◆ **SUPPLIED INFORMATION**:
┄┄┄┄┄┄
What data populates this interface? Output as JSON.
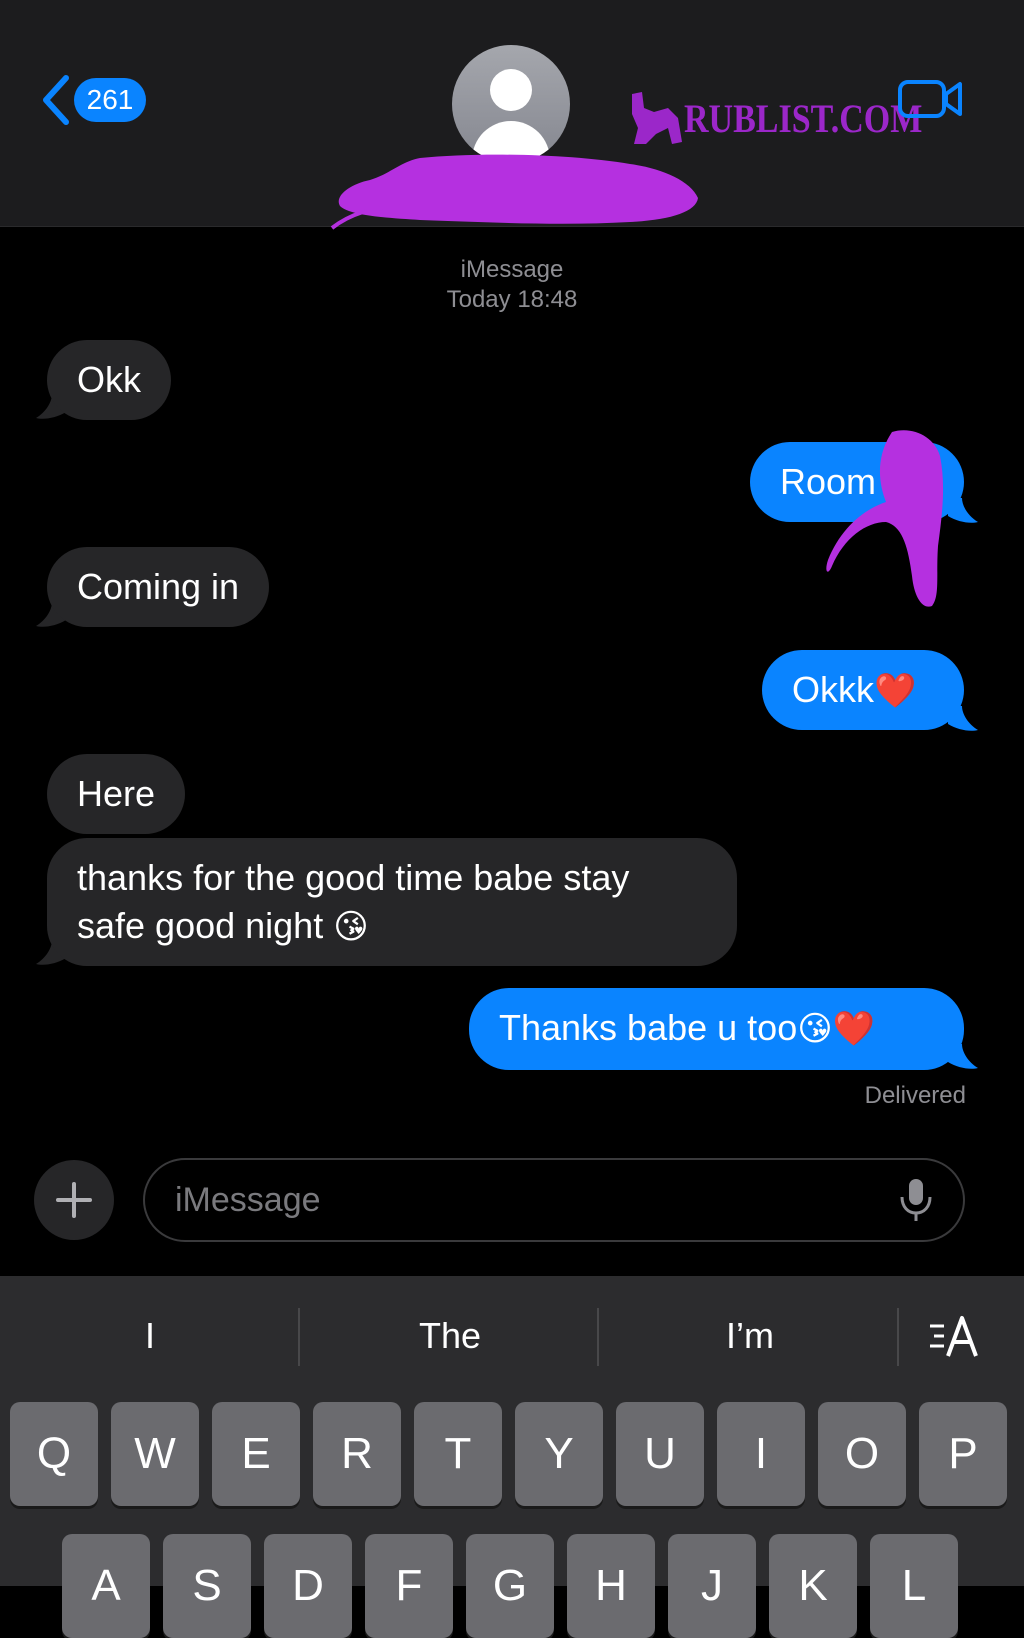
{
  "header": {
    "back_badge": "261",
    "watermark_text": "RUBLIST.COM"
  },
  "conversation": {
    "service": "iMessage",
    "timestamp": "Today 18:48",
    "messages": [
      {
        "from": "them",
        "text": "Okk"
      },
      {
        "from": "me",
        "text": "Room"
      },
      {
        "from": "them",
        "text": "Coming in"
      },
      {
        "from": "me",
        "text": "Okkk",
        "emoji": "❤️"
      },
      {
        "from": "them",
        "text": "Here"
      },
      {
        "from": "them",
        "line1": "thanks for the good time babe stay",
        "line2": "safe good night",
        "emoji": "😘"
      },
      {
        "from": "me",
        "text": "Thanks babe u too",
        "emoji": "😘❤️"
      }
    ],
    "status": "Delivered"
  },
  "compose": {
    "placeholder": "iMessage",
    "value": ""
  },
  "keyboard": {
    "suggestions": [
      "I",
      "The",
      "I’m"
    ],
    "row1": [
      "Q",
      "W",
      "E",
      "R",
      "T",
      "Y",
      "U",
      "I",
      "O",
      "P"
    ],
    "row2": [
      "A",
      "S",
      "D",
      "F",
      "G",
      "H",
      "J",
      "K",
      "L"
    ]
  },
  "colors": {
    "accent": "#0a84ff",
    "incoming_bubble": "#262628",
    "header_bg": "#1c1c1e",
    "redaction": "#b530e0"
  },
  "icons": [
    "chevron-left-icon",
    "person-icon",
    "video-camera-icon",
    "plus-icon",
    "microphone-icon",
    "text-format-icon"
  ]
}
┄┄┄┄┄┄
◆ **GOAL**:
List the lines that contain the word "iMessage".

◆ **THE COMPLETED TASK**:
    "service": "iMessage",
    "placeholder": "iMessage",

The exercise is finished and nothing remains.